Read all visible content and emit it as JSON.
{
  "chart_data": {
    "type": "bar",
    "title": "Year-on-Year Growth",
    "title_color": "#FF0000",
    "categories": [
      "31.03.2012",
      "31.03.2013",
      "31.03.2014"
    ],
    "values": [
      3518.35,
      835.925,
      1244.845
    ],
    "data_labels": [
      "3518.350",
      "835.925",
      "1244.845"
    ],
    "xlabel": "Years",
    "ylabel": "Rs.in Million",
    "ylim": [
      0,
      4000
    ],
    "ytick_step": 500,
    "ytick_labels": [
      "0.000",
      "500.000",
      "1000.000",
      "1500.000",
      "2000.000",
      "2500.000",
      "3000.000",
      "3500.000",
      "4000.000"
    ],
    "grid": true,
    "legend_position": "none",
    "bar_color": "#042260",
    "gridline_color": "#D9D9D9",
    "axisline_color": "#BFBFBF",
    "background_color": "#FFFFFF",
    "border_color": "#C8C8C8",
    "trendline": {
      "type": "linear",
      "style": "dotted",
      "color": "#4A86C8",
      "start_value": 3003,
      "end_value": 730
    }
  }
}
________________
> Work to be completed: Repeat the data in its entirety, character for character.

> Final result:
Read all visible content and emit it as JSON.
{
  "chart_data": {
    "type": "bar",
    "title": "Year-on-Year Growth",
    "title_color": "#FF0000",
    "categories": [
      "31.03.2012",
      "31.03.2013",
      "31.03.2014"
    ],
    "values": [
      3518.35,
      835.925,
      1244.845
    ],
    "data_labels": [
      "3518.350",
      "835.925",
      "1244.845"
    ],
    "xlabel": "Years",
    "ylabel": "Rs.in Million",
    "ylim": [
      0,
      4000
    ],
    "ytick_step": 500,
    "ytick_labels": [
      "0.000",
      "500.000",
      "1000.000",
      "1500.000",
      "2000.000",
      "2500.000",
      "3000.000",
      "3500.000",
      "4000.000"
    ],
    "grid": true,
    "legend_position": "none",
    "bar_color": "#042260",
    "gridline_color": "#D9D9D9",
    "axisline_color": "#BFBFBF",
    "background_color": "#FFFFFF",
    "border_color": "#C8C8C8",
    "trendline": {
      "type": "linear",
      "style": "dotted",
      "color": "#4A86C8",
      "start_value": 3003,
      "end_value": 730
    }
  }
}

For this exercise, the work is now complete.